Lines containing the string "output" are to be counted; report only how many there are.

- - - - - - -

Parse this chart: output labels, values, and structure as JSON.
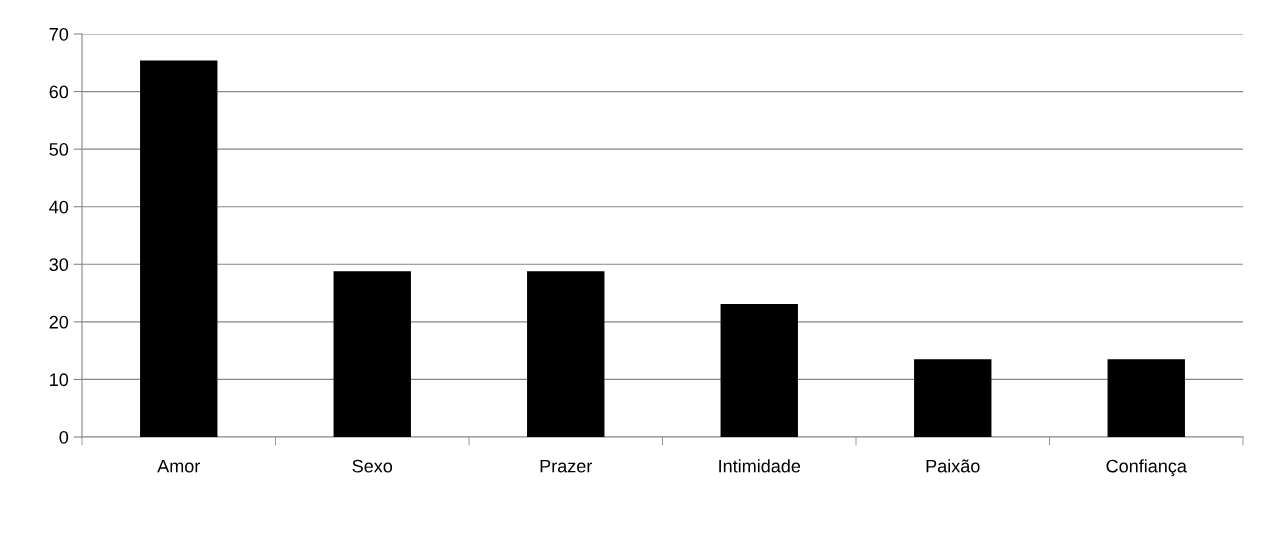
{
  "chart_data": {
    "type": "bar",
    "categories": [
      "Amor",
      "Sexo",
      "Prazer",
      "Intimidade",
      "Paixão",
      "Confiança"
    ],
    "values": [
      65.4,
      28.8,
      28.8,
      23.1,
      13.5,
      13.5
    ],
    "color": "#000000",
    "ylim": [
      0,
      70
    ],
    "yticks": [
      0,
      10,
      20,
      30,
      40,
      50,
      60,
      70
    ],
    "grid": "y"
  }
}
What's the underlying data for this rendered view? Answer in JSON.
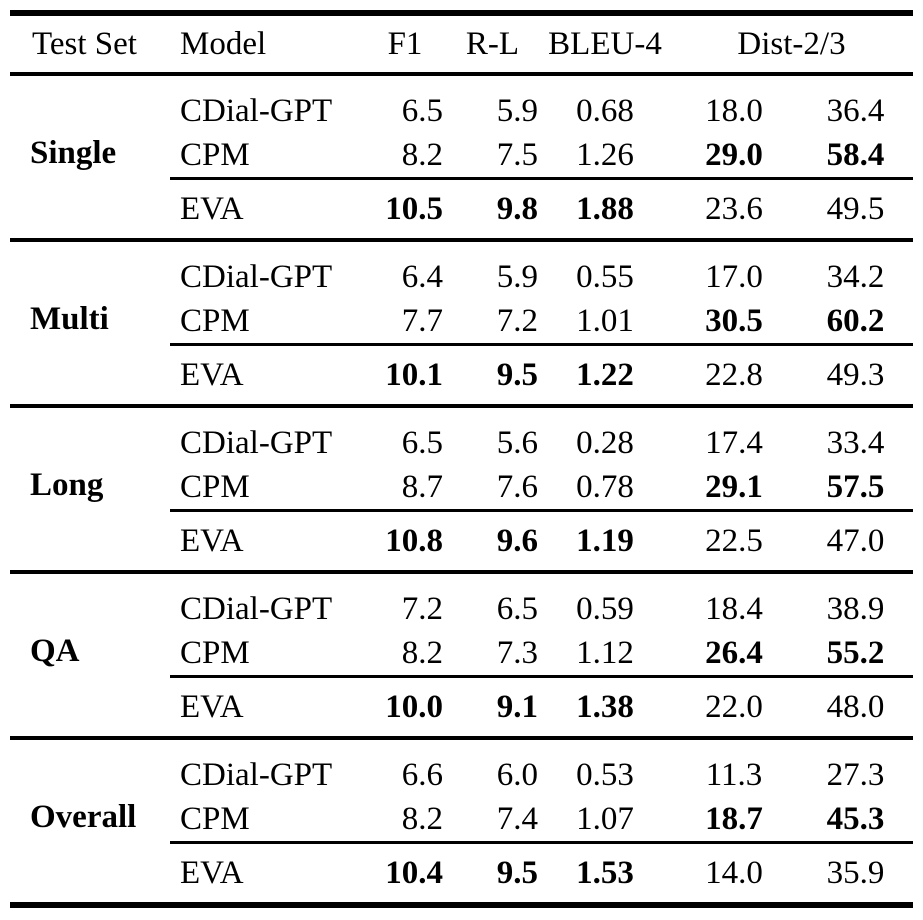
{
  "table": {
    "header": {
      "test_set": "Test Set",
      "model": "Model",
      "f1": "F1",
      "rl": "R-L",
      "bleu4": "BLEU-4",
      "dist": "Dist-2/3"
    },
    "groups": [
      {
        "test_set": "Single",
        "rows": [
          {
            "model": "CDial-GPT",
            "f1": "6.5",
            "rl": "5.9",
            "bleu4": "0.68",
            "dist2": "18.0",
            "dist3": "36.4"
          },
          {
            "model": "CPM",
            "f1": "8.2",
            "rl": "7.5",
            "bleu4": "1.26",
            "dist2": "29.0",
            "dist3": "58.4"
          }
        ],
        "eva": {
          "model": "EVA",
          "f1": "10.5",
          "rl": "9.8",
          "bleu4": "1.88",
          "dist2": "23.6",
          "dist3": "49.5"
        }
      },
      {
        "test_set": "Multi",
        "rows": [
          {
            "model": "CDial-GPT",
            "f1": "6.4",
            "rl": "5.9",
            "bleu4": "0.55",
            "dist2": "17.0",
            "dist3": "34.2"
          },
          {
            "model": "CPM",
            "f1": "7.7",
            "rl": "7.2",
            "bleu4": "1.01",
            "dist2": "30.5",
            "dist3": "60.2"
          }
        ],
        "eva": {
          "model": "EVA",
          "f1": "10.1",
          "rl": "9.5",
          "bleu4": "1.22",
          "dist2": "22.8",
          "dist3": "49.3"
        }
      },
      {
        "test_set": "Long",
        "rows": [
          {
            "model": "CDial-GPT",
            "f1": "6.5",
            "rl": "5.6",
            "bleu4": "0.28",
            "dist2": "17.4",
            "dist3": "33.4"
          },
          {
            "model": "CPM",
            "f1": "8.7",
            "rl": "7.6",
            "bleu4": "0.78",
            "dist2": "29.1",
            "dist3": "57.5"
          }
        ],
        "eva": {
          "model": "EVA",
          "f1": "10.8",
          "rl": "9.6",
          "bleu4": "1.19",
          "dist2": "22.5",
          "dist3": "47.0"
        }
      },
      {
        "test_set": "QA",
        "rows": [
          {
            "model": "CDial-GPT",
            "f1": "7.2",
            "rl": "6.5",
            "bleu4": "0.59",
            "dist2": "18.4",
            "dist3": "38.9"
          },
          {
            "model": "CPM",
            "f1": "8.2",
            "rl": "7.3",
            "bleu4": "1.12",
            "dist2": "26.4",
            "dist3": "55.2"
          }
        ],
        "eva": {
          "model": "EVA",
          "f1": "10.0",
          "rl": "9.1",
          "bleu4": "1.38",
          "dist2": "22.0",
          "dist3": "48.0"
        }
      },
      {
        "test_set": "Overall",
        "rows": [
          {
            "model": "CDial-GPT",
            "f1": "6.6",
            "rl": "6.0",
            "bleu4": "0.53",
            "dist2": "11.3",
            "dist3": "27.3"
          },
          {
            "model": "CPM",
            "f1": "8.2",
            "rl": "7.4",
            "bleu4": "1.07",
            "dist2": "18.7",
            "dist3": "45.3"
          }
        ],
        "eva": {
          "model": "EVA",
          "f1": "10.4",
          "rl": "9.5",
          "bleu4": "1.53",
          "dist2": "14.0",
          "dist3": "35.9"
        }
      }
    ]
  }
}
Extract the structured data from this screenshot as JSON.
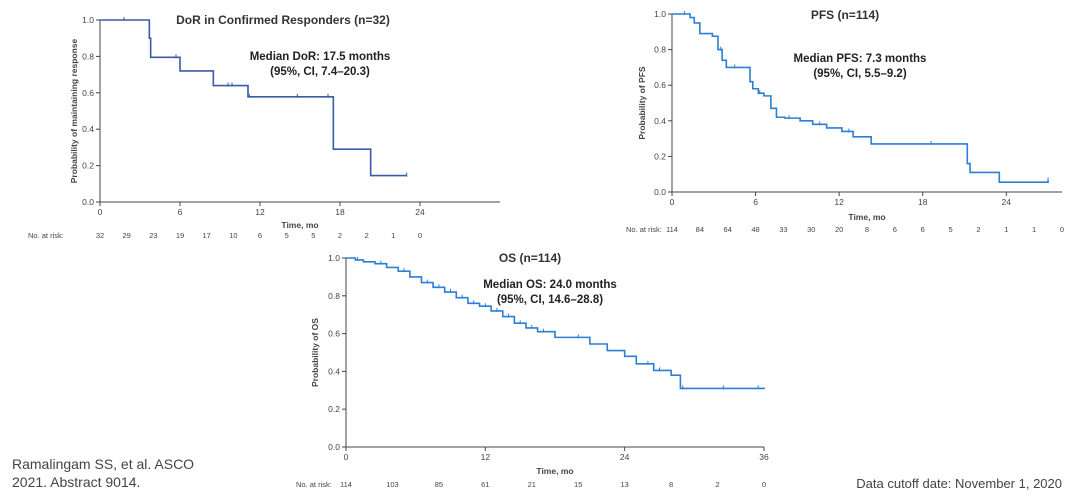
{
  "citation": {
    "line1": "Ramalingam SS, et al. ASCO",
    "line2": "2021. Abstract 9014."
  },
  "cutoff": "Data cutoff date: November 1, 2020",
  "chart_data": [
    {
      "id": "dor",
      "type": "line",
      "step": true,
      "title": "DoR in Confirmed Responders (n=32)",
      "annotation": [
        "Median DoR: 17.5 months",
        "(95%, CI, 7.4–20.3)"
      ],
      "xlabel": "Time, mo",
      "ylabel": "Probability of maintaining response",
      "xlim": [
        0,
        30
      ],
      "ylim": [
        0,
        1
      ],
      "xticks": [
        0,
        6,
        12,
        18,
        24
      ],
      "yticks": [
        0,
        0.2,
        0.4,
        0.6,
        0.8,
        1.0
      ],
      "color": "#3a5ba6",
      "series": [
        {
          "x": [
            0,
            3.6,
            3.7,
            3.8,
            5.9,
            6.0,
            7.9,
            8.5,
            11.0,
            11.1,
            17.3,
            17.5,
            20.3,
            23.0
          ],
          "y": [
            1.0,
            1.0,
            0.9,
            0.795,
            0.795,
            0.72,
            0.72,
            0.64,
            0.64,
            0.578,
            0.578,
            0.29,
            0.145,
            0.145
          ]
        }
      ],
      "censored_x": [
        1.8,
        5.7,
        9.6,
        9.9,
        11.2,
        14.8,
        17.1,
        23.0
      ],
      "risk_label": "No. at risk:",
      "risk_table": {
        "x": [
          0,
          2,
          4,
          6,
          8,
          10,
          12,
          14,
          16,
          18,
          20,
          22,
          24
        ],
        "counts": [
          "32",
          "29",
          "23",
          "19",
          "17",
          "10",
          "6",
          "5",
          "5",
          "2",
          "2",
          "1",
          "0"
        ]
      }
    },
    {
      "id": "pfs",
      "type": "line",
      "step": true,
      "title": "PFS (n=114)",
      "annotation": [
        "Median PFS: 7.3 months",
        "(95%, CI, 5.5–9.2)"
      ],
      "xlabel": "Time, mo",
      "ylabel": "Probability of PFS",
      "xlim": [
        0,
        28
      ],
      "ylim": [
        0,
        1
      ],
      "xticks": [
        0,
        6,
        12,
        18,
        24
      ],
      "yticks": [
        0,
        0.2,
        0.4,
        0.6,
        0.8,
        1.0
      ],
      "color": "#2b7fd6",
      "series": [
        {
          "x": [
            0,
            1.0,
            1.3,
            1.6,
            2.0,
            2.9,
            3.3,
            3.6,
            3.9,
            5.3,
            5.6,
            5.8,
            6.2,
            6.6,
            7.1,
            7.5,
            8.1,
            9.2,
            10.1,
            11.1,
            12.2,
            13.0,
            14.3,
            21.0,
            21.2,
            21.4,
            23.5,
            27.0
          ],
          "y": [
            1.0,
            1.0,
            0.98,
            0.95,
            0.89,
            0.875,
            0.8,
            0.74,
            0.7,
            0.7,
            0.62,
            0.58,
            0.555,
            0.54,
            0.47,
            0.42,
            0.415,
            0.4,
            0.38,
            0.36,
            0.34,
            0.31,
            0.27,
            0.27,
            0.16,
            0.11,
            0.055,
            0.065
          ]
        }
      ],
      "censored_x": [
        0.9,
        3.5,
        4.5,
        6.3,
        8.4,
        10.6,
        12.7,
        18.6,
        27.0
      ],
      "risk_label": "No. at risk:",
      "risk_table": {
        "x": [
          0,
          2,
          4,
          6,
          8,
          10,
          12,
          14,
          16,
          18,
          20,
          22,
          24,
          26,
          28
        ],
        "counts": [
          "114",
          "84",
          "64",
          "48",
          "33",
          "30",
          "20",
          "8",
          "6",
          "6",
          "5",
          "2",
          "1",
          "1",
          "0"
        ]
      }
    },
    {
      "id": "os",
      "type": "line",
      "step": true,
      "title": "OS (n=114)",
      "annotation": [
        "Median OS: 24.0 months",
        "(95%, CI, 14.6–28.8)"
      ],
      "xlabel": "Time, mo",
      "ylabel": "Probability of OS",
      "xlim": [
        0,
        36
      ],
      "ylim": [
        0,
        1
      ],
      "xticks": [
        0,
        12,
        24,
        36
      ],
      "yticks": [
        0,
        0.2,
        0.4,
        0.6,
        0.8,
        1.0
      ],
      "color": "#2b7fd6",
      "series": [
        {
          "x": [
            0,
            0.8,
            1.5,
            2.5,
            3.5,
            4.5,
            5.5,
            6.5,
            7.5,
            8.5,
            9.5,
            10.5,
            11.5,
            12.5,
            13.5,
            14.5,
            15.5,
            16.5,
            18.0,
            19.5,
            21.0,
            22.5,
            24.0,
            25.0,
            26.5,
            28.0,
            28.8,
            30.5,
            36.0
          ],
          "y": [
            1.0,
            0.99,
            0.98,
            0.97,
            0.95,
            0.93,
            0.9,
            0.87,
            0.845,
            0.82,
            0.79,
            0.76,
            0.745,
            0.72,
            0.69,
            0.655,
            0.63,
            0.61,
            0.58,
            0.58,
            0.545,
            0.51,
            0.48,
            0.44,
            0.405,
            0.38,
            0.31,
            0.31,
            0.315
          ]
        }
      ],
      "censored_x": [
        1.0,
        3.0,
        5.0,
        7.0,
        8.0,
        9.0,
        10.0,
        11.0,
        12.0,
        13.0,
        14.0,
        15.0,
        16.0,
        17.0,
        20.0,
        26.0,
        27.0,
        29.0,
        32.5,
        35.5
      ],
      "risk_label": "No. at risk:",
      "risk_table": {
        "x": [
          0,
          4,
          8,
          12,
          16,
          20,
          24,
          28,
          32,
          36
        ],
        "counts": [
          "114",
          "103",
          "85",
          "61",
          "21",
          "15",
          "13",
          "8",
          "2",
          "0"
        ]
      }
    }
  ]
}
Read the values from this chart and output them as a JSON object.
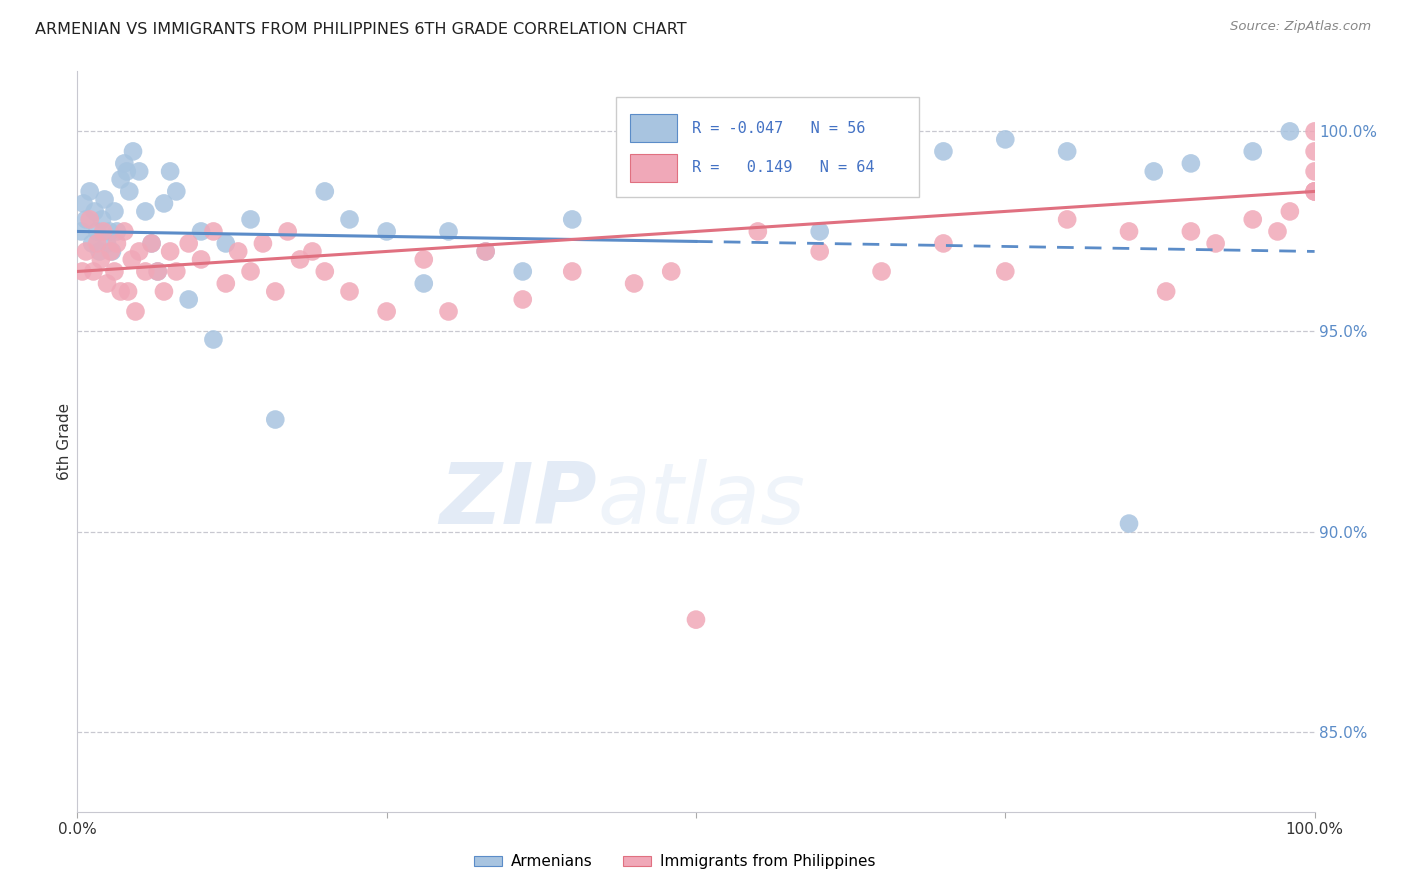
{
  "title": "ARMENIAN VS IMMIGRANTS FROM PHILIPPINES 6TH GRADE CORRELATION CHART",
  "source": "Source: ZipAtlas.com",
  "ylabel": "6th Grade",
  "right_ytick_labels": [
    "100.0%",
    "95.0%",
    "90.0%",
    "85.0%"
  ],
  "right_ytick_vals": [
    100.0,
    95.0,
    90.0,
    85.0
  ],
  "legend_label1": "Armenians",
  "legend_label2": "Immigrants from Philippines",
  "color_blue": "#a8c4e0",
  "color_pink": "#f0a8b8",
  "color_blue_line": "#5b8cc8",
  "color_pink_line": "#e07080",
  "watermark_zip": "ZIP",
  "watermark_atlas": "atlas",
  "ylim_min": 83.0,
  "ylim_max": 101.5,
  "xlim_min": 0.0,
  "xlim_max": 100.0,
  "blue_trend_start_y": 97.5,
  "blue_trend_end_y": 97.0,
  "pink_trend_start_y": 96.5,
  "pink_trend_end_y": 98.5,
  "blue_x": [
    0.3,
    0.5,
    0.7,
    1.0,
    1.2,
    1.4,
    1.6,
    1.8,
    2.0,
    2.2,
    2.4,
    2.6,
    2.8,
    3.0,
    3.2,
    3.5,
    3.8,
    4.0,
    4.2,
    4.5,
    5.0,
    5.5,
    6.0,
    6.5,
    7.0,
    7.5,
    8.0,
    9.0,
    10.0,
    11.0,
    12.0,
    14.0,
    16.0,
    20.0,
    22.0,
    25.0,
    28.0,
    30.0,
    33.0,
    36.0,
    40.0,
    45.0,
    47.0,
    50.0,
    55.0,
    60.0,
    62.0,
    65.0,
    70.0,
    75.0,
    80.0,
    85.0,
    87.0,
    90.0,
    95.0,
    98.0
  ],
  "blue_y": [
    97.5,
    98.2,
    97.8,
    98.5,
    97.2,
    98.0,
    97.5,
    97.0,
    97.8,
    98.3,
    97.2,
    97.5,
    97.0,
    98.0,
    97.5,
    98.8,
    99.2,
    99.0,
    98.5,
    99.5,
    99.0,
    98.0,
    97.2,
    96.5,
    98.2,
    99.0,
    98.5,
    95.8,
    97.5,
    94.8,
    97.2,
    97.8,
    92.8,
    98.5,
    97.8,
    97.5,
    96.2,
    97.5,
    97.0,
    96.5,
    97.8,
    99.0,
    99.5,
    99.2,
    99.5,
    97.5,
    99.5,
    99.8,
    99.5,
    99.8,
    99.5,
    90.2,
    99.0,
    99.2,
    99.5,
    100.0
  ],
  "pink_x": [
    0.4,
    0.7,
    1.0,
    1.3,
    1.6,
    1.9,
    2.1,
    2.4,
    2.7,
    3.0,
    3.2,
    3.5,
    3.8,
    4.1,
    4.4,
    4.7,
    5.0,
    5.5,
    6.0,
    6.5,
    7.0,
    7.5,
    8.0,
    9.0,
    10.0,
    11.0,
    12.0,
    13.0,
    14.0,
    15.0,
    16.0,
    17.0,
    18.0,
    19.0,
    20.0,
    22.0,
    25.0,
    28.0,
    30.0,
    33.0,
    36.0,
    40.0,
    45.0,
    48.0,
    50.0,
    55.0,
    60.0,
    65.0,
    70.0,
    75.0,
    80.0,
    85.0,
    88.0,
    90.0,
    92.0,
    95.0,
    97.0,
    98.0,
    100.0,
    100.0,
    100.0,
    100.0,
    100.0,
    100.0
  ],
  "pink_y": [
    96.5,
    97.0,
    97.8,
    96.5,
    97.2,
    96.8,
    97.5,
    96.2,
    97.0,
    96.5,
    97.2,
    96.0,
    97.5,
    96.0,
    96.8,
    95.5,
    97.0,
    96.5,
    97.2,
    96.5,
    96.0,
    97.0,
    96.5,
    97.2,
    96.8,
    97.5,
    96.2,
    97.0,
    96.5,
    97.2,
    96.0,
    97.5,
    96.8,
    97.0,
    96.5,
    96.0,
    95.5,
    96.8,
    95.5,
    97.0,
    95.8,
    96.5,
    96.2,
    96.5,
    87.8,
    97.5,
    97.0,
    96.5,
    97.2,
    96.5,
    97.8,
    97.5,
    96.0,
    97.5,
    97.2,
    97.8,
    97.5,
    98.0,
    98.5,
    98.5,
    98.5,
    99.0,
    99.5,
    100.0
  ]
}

- - - - - - -

• [Result for this exercise]: 2